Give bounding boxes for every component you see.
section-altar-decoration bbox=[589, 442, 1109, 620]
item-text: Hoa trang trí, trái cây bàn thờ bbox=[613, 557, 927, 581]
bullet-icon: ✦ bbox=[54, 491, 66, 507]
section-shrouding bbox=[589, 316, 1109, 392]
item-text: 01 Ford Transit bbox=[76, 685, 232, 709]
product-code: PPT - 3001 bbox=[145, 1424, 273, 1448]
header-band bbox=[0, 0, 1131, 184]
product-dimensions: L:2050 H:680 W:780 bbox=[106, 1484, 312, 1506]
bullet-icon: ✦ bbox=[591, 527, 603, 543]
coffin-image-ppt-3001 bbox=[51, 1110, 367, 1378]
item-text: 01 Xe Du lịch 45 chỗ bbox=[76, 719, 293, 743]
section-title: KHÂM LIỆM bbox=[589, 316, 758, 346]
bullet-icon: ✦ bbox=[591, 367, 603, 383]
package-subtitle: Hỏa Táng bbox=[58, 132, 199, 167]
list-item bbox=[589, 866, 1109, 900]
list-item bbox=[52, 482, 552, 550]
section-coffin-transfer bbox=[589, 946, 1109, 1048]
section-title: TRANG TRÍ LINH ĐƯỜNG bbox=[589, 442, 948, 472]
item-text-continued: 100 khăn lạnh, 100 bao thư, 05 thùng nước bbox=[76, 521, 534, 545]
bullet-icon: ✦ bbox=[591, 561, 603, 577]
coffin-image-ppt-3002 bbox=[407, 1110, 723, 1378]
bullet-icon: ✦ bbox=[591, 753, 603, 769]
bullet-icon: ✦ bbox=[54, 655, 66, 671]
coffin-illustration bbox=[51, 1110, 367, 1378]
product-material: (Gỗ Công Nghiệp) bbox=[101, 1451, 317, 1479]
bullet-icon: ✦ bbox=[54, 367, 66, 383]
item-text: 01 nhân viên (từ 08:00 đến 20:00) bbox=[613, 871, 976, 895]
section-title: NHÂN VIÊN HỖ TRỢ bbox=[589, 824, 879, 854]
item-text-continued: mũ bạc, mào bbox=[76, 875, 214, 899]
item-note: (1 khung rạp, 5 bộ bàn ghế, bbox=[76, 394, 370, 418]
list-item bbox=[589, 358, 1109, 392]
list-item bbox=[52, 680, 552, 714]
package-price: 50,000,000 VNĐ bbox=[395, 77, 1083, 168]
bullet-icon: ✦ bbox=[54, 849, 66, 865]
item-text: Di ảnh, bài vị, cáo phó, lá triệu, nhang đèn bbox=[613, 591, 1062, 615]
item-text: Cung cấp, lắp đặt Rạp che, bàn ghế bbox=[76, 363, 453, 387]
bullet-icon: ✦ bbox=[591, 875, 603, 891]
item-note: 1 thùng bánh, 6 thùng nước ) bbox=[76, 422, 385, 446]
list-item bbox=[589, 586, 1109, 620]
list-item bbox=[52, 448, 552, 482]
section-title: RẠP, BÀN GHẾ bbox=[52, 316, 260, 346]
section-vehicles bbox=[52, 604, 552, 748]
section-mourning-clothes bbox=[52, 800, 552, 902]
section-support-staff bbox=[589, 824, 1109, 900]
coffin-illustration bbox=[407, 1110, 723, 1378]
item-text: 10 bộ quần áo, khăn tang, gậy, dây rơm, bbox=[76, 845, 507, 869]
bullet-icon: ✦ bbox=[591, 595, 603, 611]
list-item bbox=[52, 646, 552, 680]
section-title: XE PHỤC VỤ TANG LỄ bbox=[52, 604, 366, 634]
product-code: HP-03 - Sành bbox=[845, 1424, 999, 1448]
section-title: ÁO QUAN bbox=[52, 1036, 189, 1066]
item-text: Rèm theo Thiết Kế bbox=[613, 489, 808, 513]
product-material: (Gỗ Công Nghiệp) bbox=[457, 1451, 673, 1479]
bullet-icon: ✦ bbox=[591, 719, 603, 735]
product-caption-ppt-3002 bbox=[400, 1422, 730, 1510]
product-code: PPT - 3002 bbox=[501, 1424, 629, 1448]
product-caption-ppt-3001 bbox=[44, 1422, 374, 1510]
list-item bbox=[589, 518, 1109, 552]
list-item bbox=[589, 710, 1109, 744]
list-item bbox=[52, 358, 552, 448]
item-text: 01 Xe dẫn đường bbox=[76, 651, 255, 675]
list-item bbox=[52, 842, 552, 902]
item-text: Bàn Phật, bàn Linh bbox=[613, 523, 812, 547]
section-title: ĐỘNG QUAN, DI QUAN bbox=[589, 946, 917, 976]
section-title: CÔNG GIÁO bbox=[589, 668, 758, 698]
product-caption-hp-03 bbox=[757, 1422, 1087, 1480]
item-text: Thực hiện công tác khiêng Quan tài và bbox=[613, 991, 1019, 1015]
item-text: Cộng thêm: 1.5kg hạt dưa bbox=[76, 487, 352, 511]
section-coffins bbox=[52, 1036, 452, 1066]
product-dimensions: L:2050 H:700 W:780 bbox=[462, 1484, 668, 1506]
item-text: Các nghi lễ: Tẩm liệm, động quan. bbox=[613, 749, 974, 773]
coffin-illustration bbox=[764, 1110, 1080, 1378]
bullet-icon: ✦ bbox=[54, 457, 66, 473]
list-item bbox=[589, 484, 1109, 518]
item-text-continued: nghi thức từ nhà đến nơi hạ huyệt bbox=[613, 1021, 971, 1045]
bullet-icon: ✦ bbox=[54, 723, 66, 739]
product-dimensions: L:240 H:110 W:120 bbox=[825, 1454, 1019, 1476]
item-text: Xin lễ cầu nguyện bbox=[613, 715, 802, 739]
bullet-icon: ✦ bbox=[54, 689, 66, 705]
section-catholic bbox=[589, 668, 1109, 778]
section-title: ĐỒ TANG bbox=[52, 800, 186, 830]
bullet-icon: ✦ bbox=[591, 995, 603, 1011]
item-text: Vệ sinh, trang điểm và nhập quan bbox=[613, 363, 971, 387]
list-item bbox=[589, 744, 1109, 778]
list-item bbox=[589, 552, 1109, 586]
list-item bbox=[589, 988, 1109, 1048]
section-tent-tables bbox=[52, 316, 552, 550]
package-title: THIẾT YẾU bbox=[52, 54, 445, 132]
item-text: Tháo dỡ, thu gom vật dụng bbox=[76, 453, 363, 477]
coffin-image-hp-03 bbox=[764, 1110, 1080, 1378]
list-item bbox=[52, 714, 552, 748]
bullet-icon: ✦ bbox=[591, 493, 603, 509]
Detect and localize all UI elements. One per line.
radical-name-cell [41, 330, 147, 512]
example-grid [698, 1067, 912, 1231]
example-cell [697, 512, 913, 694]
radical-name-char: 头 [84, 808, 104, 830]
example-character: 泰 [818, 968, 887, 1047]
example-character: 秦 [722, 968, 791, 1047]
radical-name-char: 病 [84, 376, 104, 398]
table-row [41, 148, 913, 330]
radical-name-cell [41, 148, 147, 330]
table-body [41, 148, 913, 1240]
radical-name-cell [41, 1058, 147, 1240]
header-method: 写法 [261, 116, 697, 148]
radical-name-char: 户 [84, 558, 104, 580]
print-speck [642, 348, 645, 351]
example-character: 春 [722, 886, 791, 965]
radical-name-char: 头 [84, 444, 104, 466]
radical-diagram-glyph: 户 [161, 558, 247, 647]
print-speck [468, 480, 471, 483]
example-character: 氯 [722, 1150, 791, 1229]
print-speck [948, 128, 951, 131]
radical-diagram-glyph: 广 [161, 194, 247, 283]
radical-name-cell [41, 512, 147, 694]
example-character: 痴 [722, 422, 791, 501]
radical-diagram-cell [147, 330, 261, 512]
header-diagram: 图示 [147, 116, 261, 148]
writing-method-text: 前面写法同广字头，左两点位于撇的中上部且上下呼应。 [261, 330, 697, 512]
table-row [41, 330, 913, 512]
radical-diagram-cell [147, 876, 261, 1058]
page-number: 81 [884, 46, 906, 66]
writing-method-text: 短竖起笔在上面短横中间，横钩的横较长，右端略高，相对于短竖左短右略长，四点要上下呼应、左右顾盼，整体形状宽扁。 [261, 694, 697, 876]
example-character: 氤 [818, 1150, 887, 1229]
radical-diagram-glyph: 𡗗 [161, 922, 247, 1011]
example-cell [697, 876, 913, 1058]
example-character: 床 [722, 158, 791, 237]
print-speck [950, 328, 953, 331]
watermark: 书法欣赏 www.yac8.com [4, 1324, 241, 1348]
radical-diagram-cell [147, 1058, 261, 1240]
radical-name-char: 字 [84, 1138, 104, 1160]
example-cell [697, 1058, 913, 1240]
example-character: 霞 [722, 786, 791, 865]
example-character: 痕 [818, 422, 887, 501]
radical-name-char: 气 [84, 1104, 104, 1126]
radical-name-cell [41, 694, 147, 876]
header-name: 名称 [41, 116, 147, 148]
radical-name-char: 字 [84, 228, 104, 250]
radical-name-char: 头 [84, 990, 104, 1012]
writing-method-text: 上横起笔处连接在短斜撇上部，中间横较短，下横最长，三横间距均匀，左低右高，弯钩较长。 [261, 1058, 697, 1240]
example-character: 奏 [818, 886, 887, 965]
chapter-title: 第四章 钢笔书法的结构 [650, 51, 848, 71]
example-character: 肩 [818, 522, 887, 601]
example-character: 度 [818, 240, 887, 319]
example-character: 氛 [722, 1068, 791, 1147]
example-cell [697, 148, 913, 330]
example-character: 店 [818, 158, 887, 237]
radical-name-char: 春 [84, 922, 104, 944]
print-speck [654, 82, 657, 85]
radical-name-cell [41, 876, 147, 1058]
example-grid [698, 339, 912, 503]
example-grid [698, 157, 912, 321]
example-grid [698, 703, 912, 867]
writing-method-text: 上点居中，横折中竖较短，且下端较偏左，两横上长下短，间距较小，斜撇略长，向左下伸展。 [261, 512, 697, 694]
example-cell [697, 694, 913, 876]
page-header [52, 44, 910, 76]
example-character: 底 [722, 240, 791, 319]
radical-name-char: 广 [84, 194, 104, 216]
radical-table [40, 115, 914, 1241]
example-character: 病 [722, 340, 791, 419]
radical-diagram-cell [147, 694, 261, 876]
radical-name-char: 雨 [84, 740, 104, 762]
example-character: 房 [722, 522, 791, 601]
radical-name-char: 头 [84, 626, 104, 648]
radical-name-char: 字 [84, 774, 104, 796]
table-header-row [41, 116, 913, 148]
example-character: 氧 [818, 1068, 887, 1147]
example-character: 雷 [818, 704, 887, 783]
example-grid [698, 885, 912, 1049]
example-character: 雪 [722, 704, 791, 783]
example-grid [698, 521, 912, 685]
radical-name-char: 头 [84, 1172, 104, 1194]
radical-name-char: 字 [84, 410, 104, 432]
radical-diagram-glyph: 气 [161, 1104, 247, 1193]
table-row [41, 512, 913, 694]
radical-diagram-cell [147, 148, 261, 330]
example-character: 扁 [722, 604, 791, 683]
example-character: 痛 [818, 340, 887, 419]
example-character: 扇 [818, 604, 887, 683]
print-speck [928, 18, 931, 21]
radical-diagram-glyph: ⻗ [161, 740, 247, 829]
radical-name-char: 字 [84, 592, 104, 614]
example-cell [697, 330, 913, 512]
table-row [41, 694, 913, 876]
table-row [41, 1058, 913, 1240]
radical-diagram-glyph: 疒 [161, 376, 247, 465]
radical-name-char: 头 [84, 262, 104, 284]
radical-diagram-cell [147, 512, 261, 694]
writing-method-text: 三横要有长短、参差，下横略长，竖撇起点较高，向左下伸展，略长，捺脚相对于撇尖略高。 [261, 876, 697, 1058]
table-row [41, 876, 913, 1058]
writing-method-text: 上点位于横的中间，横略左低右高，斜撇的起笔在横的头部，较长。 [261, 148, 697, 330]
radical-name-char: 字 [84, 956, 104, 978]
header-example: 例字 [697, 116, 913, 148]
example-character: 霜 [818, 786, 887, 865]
----
Reproduce the records word for word, starting at their first line and ending at the line containing "header-band bbox=[0, 0, 1131, 184]", with both ends included.

Give bounding boxes for every component you see.
section-altar-decoration bbox=[589, 442, 1109, 620]
item-text: Hoa trang trí, trái cây bàn thờ bbox=[613, 557, 927, 581]
bullet-icon: ✦ bbox=[54, 491, 66, 507]
section-shrouding bbox=[589, 316, 1109, 392]
item-text: 01 Ford Transit bbox=[76, 685, 232, 709]
product-code: PPT - 3001 bbox=[145, 1424, 273, 1448]
header-band bbox=[0, 0, 1131, 184]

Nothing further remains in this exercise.